» **TEXT TO READ**
IF OUR TECHNOLOGIES SUFFER FROM DESIGN DEFECTS, WE MAY NEED TO EXPEND SIGNIFICANT RESOURCES TO ADDRESS RESULTING PRODUCT LIABILITY CLAIMS.

 

Our business will be harmed if our technologies suffer from design or performance defects and, as a result, we could become subject to significant product liability claims. Technologies as complex as our technologies may contain design and/or performance defects which are not detectable even after extensive internal testing. Such defects may become apparent only after widespread commercial use. Our contracts with our clients currently do not contain provisions to completely limit our exposure to liabilities resulting from product liability claims. Although we have not experienced any product liability claims to date, we cannot assure you that we will not do so in the future. A product liability claim brought against us, which is not adequately covered by our insurance, could materially harm our business.

 

TECHNOLOGY SALES AND IMPLEMENTATION CYCLES ARE LENGTHY, WHICH COULD DIVERT OUR FINANCIAL AND OTHER RESOURCES, AND ARE SUBJECT TO DELAYS, WHICH COULD RESULT IN DELAYED REVENUE.

 

If the sales and implementation cycle of our technology products and services are delayed, our revenue will likewise be delayed. Our sales and implementation cycles are lengthy, causing us to recognize revenue long after our initial contact with a client. During our sales effort, we spend significant time educating prospective clients on the use and benefit of our message management services. As a result, the sales cycle for our products and services is long, ranging from a few weeks to several months to over one year for our larger clients. The sales cycle for our message management services and media management applications is likely to be longer than the sales cycle for competitors because we believe that clients may require more extensive approval processes related to integrating internal business information with their advertising campaigns. In addition, in order for a client to implement our services, the client must commit a significant amount of resources over an extended period of time. Furthermore, even after a client purchases our services, the implementation cycle is subject to delays. These delays may be caused by factors within our control, such as possible technology defects, as well as those outside our control, such as clients’ budgetary constraints, internal acceptance reviews, functionality enhancements, lack of appropriate customer staff to implement our applications, and the complexity of clients’ advertising needs. Also, failure to deliver service or application features consistent with delivery commitments could result in a delay or cancellation of a client agreement.

[Item position entries]
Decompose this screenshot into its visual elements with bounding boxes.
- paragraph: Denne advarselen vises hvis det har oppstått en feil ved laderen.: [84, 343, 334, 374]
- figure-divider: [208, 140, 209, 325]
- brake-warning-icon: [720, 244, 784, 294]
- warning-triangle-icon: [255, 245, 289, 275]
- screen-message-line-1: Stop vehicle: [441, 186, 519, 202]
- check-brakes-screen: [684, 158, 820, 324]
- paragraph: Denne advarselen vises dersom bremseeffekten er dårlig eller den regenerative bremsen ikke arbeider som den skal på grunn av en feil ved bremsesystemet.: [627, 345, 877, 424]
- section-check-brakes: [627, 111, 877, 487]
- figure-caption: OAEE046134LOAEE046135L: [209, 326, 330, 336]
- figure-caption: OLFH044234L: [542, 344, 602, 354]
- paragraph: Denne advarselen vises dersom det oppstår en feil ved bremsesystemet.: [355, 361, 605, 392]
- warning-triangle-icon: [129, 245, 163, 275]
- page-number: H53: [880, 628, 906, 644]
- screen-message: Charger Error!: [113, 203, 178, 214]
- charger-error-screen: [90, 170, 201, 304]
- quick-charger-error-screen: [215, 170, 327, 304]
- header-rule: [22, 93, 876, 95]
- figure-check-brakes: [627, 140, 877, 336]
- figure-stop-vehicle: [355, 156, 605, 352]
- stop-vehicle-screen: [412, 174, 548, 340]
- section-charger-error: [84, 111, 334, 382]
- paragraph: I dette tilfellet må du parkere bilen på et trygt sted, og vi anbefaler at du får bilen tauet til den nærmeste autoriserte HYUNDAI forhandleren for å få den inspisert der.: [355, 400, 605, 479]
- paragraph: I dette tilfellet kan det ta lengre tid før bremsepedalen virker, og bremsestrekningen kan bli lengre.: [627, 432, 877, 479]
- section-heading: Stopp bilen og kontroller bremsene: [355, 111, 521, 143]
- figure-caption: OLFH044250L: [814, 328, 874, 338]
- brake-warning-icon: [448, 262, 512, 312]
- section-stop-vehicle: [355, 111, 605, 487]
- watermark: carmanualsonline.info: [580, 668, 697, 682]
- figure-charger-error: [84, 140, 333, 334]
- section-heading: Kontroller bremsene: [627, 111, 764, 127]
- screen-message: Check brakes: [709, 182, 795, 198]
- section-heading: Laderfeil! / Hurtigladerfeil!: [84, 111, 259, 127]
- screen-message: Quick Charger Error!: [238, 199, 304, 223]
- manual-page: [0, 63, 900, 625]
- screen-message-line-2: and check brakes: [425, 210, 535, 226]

» **EXERCISE DETAILS**
In the risk-factor text on sales and implementation cycles, list every factor named as lying outside the company's control that may delay implementation.

» **EXERCISE OUTPUT**
- Clients' budgetary constraints
- Internal acceptance reviews
- Functionality enhancements
- Lack of appropriate customer staff to implement the applications
- The complexity of clients' advertising needs